What is asked
1 - Answer these questions about the forum thread on the reality show, giving each answer on its own line marked like its question.
(a) According to DevdogAZ, how long before coming on the show did Sugar's father die?
(b) Which sport does Rob Helmerichs name as Crystal's?
(c) Why did scottjf8 miss the second half of the reunion show?
2 - For each statement, say whether the forum thread on the reality show agrees with it, answering yes or no and quoting the words from the thread that settle it.
(a) Rob Helmerichs says Crystal's sport is swimming.
(b) tivoboyjr calls Tom the Firefighter an athlete.
(c) scottjf8 was surprised that Bob won.
3 - Carry on the forum thread about the reality show, starting right after the last sentence it shows.

Selected excerpt
= = = = = = =

IIRC Sugar's dad died just a week or two before filming began. Imagine having your father die and then get whisked off into a stressful situation around complete strangers and see how well you hold up emotionally.


----------



## Rob Helmerichs (Oct 17, 2000)

tivoboyjr said:


> In sports terminology, being called an athlete is basically short-hand for "versatile athlete."


Which means being called a versatile athlete is shorthand for "versatile versatile athlete?"

In human terminology, athlete is shorthand for "athlete." Sometimes, it's even limited to track & field---that is, Crystal's sport.


----------



## DevdogAZ (Apr 16, 2003)

Mikeyis4dcats said:


> IIRC Sugar's dad died just a week or two before filming began. Imagine having your father die and then get whisked off into a stressful situation around complete strangers and see how well you hold up emotionally.


I'm pretty sure she said it was five months before she came on the show.


----------



## scottjf8 (Nov 11, 2001)

I knew Bob would win. But we wanted to see Matty....

Damn padding, I was out of town so I didn't pad for football, and I missed the second half of the reunion show.

Stupid CBS


----------



## tivoboyjr (Apr 28, 2003)

Rob Helmerichs said:


> Which means being called a versatile athlete is shorthand for "versatile versatile athlete?"
> 
> In human terminology, athlete is shorthand for "athlete." Sometimes, it's even limited to track & field---that is, Crystal's sport.


If you follow the definition that anyone who participates in a sport is an athlete, then the word doesn't mean anything. Crystal is a (former) sprinter, but not an athlete. Tom the Firefighter was an athlete.


----------



## Magister (Oct 17, 2004)

Mikeyis4dcats said:


> IIRC Sugar's dad died just a week or two before filming began. Imagine having your father die and then get whisked off into a stressful situation around complete strangers and see how well you hold up emotionally.


As Devdogaz said, it was MONTHS before. Now this is one person Sugar crying about her dad... She was annoying ALL the other people with the constant crying. Yes daddy died. Yes daddy died knowing you did soft core porn. He was disappointed by his non-fatty daughter. Don't make everyone in the game suffer like you make him suffer.

She was annoying. Even when you have an excuse you can toss up, just gotta stop crying. She was so self absorbed, she couldn't see how it was grating on the others.


----------



## Einselen (Apr 25, 2006)

Magister said:


> As Devdogaz said, it was MONTHS before. Now this is one person Sugar crying about her dad... She was annoying ALL the other people with the constant crying. Yes daddy died. Yes daddy died knowing you did soft core porn. He was disappointed by his non-fatty daughter. Don't make everyone in the game suffer like you make him suffer.
> 
> She was annoying. Even when you have an excuse you can toss up, just gotta stop crying. She was so self absorbed, she couldn't see how it was grating on the others.

= = = = = = =

Spatial annotation records
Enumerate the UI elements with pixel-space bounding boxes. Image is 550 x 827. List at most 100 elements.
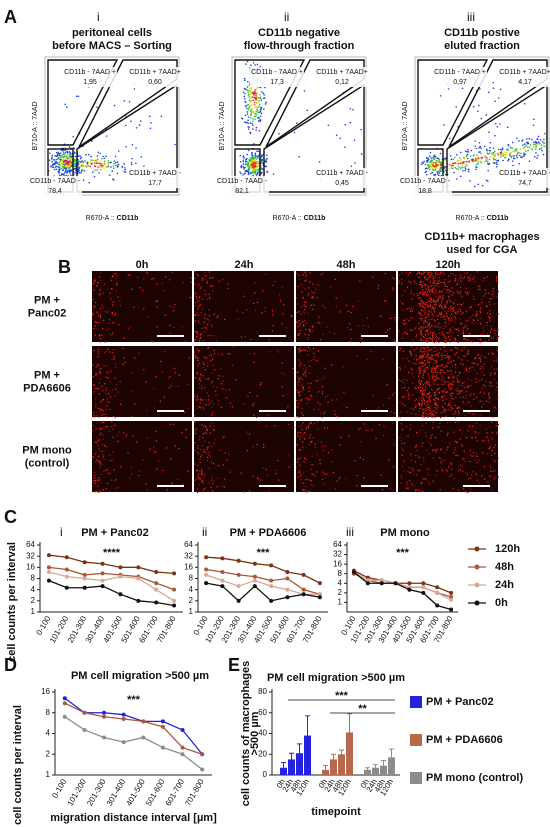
- cell: [448, 382, 450, 384]
- cell: [431, 348, 433, 350]
- data-point: [160, 745, 165, 750]
- cell: [430, 435, 432, 437]
- cell: [455, 440, 457, 443]
- cell: [420, 273, 422, 275]
- legend-label: 120h: [495, 543, 520, 555]
- cell: [115, 487, 117, 489]
- cell: [112, 275, 115, 277]
- cell: [444, 372, 446, 374]
- cell: [392, 466, 395, 468]
- cell: [217, 314, 219, 317]
- cell: [200, 287, 202, 289]
- cell: [111, 425, 113, 428]
- cell: [203, 408, 205, 410]
- event-dot: [509, 152, 512, 154]
- cell: [450, 279, 452, 282]
- cell: [461, 445, 463, 447]
- cell: [490, 381, 492, 384]
- cell: [331, 461, 333, 463]
- data-point: [100, 584, 105, 589]
- cell: [479, 311, 482, 313]
- gate-label: CD11b + 7AAD -: [499, 170, 550, 177]
- cell: [347, 310, 350, 313]
- cell: [158, 460, 160, 462]
- cell: [98, 371, 101, 373]
- event-dot: [257, 111, 259, 113]
- cell: [111, 358, 113, 360]
- cell: [453, 302, 455, 304]
- cell: [323, 427, 326, 429]
- cell: [454, 412, 456, 414]
- cell: [459, 469, 461, 471]
- y-axis-label: B710-A :: 7AAD: [32, 101, 39, 150]
- cell: [430, 309, 432, 311]
- cell: [458, 406, 460, 408]
- data-point: [180, 727, 185, 732]
- cell: [463, 338, 465, 340]
- event-dot: [480, 147, 482, 149]
- cell: [431, 377, 433, 379]
- cell: [305, 375, 307, 377]
- cell: [95, 461, 97, 463]
- cell: [314, 446, 316, 448]
- cell: [392, 289, 394, 291]
- event-dot: [252, 111, 254, 114]
- event-dot: [465, 160, 468, 163]
- event-dot: [542, 145, 545, 147]
- cell: [415, 347, 417, 349]
- cell: [437, 405, 439, 407]
- cell: [199, 296, 201, 298]
- cell: [174, 304, 176, 306]
- event-dot: [96, 169, 99, 172]
- data-point: [252, 578, 257, 583]
- y-tick-label: 2: [189, 596, 194, 605]
- cell: [283, 373, 285, 376]
- cell: [248, 353, 251, 355]
- cell: [466, 293, 469, 295]
- cell: [440, 290, 443, 292]
- cell: [205, 319, 207, 321]
- cell: [194, 271, 197, 273]
- cell: [300, 349, 303, 351]
- cell: [446, 289, 448, 291]
- cell: [108, 333, 110, 335]
- event-dot: [528, 146, 531, 148]
- cell: [452, 310, 454, 312]
- data-point: [421, 585, 426, 590]
- cell: [301, 306, 303, 308]
- cell: [210, 277, 212, 279]
- cell: [435, 285, 437, 287]
- event-dot: [244, 114, 247, 117]
- cell: [98, 445, 100, 447]
- cell: [187, 470, 189, 472]
- event-dot: [457, 162, 459, 165]
- cell: [92, 314, 94, 316]
- cell: [438, 280, 440, 282]
- event-dot: [52, 166, 55, 168]
- cell: [429, 304, 432, 307]
- cell: [118, 431, 120, 433]
- cell: [425, 382, 428, 384]
- cell: [377, 407, 380, 409]
- cell: [428, 409, 430, 411]
- cell: [362, 458, 364, 461]
- cell: [424, 331, 426, 333]
- cell: [287, 393, 289, 396]
- cell: [465, 397, 467, 400]
- event-dot: [245, 159, 247, 161]
- cell: [475, 453, 478, 455]
- data-point: [317, 595, 322, 600]
- cell: [471, 413, 473, 415]
- cell: [415, 454, 417, 457]
- cell: [404, 404, 406, 406]
- cell: [460, 390, 462, 393]
- cell: [470, 393, 472, 395]
- cell: [107, 377, 109, 379]
- cell: [473, 298, 475, 300]
- cell: [109, 381, 111, 383]
- cell: [458, 381, 461, 383]
- cell: [488, 315, 490, 318]
- event-dot: [457, 168, 460, 171]
- cell: [491, 365, 493, 367]
- cell: [356, 474, 358, 477]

= = = = = = =

Answers provided
1 -
(a) Five months.
(b) Track & field.
(c) scottjf8 was out of town and didn't pad the recording for football.

2 -
(a) No: "Sometimes, it's even limited to track & field---that is, Crystal's sport."
(b) Yes: "Tom the Firefighter was an athlete."
(c) No: "I knew Bob would win."

3 -
Corrine?


----------



## tivoboyjr (Apr 28, 2003)

Einselen said:


> Corrine?


I was thinking the same thing.


----------



## MickeS (Dec 26, 2002)

tivoboyjr said:


> If you follow the definition that anyone who participates in a sport is an athlete, then the word doesn't mean anything.


Well, then it means "someone who participates in sports"...?  Kinda like we say "sports" instead of "activities people do for exercise, sometimes using props". 



tivoboyjr said:


> Re the definition of "athlete"
> 
> In sports terminology, being called an athlete is basically short-hand for "versatile athlete."
> 
> I hear that all the time. Technically all NBA players are athletes because they play basketball for a living, but Kobe Bryant is an athlete while Big Baby Davis is a basketball player. Crystal is a (former) sprinter but not an athlete.


I have never heard someone use the word "athlete" to mean anything other than "someone who competes in elite sporting events".

I think you might be thinking of the adjective "athletic".


----------



## JETarpon (Jan 1, 2003)

With that yellow shirt he was wearing, and the black shirt underneath creating a black neck line, Kenny had a bit of a Sulu thing going.


----------



## fmowry (Apr 30, 2002)

Fl_Gulfer said:


> but Sugar played the best game.
> I understand everyone was sick of her crying about her father dieing and thats probably why they sent her to exile island so many times. But she still guided the game for herself to win. *MAN she was homeless living in her car when she started the show.* and still made it to the final 3. I think she should have won the game but that was the worst bunch of jurors I have ever seen on survivor.


That just means she was so annoying, she couldn't find some sucker guy to move in with. So think how annoying she must have been off camera on the show!

Frank


----------



## Anubys (Jul 16, 2004)

scottjf8 said:


> I knew Bob would win. But we wanted to see Matty....
> 
> Damn padding, I was out of town so I didn't pad for football, and I missed the second half of the reunion show.
> 
> Stupid CBS


even if out of town, you can initiate/adjust recordings if you have online access where you are...I set up recordings from work all the time just from the directv web site...


----------



## IJustLikeTivo (Oct 3, 2001)

Magister said:


> As Devdogaz said, it was MONTHS before. Now this is one person Sugar crying about her dad... She was annoying ALL the other people with the constant crying. Yes daddy died. Yes daddy died knowing you did soft core porn. He was disappointed by his non-fatty daughter. Don't make everyone in the game suffer like you make him suffer.
> 
> She was annoying. Even when you have an excuse you can toss up, just gotta stop crying. She was so self absorbed, she couldn't see how it was grating on the others.


Wow, could you be any less sympathetic? Damn, that's just nasty.


----------



## Magister (Oct 17, 2004)

IJustLikeTivo said:


> Wow, could you be any less sympathetic? Damn, that's just nasty.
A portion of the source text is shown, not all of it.